- STATED EXERCISE: From the listing below, select every line where the word "출장상담" appears.

(Recorded data)
· · · · ·
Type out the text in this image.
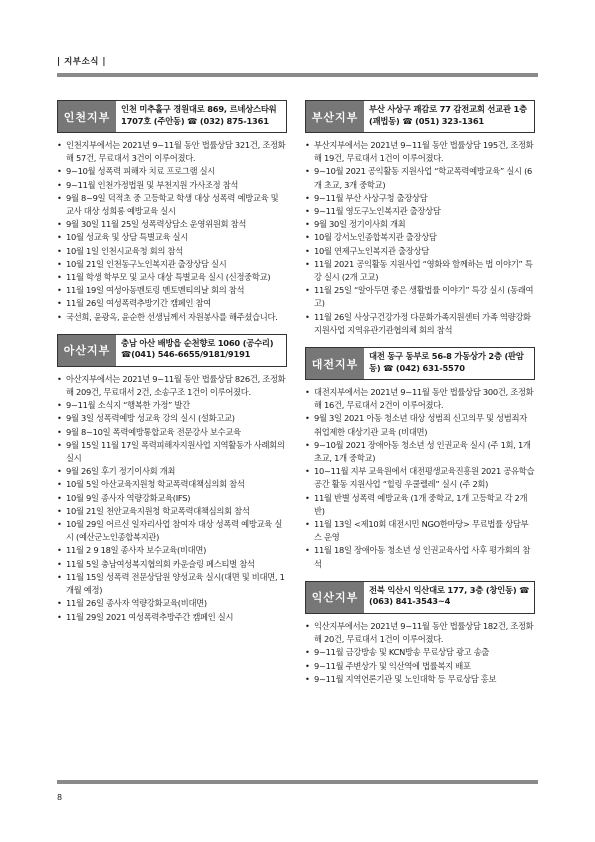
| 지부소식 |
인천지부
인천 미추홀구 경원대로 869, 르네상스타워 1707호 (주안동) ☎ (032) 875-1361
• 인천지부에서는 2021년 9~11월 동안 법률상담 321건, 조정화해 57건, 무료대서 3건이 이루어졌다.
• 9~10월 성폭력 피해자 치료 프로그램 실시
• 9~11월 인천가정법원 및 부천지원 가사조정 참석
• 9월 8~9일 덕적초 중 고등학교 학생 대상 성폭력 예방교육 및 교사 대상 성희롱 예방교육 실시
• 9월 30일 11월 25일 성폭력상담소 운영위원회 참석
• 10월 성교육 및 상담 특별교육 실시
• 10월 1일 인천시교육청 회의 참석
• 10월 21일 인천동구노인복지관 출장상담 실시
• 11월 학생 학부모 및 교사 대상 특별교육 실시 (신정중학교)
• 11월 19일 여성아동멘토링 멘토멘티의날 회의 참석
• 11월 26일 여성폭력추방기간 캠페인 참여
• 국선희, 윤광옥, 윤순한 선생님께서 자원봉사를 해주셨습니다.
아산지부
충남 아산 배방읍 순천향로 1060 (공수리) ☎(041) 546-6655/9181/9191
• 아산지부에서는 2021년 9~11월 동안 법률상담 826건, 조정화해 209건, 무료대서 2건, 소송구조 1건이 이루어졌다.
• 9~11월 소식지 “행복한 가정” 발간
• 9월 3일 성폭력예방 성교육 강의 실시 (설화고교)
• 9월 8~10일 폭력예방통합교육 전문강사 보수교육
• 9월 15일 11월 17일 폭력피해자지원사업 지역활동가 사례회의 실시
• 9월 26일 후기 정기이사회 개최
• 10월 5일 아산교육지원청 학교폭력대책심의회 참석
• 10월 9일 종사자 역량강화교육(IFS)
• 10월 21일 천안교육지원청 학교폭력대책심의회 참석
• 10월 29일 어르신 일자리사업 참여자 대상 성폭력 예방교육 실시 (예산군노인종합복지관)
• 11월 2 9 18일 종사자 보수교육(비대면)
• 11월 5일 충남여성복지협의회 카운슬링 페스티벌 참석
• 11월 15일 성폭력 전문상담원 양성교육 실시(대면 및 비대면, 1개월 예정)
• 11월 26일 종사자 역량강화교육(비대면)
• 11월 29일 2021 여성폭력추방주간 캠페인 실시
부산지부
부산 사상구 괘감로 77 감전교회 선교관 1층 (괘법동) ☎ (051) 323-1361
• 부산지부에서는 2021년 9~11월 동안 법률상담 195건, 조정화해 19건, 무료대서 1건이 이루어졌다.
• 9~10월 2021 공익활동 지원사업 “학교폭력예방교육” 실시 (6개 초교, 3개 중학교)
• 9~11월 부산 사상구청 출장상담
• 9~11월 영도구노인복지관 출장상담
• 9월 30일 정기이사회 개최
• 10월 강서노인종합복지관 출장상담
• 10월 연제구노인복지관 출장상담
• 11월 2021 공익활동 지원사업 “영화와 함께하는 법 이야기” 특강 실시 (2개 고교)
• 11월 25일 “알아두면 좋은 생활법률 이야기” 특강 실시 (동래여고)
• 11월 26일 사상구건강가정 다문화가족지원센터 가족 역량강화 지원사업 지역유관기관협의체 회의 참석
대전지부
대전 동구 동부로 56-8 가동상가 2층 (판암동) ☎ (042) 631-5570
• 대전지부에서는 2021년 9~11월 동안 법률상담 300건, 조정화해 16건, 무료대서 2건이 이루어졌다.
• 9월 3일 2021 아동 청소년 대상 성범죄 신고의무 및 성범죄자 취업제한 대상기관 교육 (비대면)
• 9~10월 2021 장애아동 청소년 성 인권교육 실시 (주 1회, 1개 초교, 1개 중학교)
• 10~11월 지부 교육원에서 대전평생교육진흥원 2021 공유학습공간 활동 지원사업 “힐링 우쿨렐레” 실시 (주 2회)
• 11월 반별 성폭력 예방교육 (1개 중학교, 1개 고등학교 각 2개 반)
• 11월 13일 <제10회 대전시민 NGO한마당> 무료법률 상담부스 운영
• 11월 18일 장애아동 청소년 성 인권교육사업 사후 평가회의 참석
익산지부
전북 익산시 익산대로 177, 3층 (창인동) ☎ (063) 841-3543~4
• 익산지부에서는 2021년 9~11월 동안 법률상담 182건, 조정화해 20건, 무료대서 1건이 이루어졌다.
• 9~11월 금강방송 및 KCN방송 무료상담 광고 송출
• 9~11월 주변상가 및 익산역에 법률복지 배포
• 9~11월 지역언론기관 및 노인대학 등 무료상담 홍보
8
· · · · ·
- RESPONSE TO THIS EXERCISE:
• 10월 21일 인천동구노인복지관 출장상담 실시
• 9~11월 부산 사상구청 출장상담
• 9~11월 영도구노인복지관 출장상담
• 10월 강서노인종합복지관 출장상담
• 10월 연제구노인복지관 출장상담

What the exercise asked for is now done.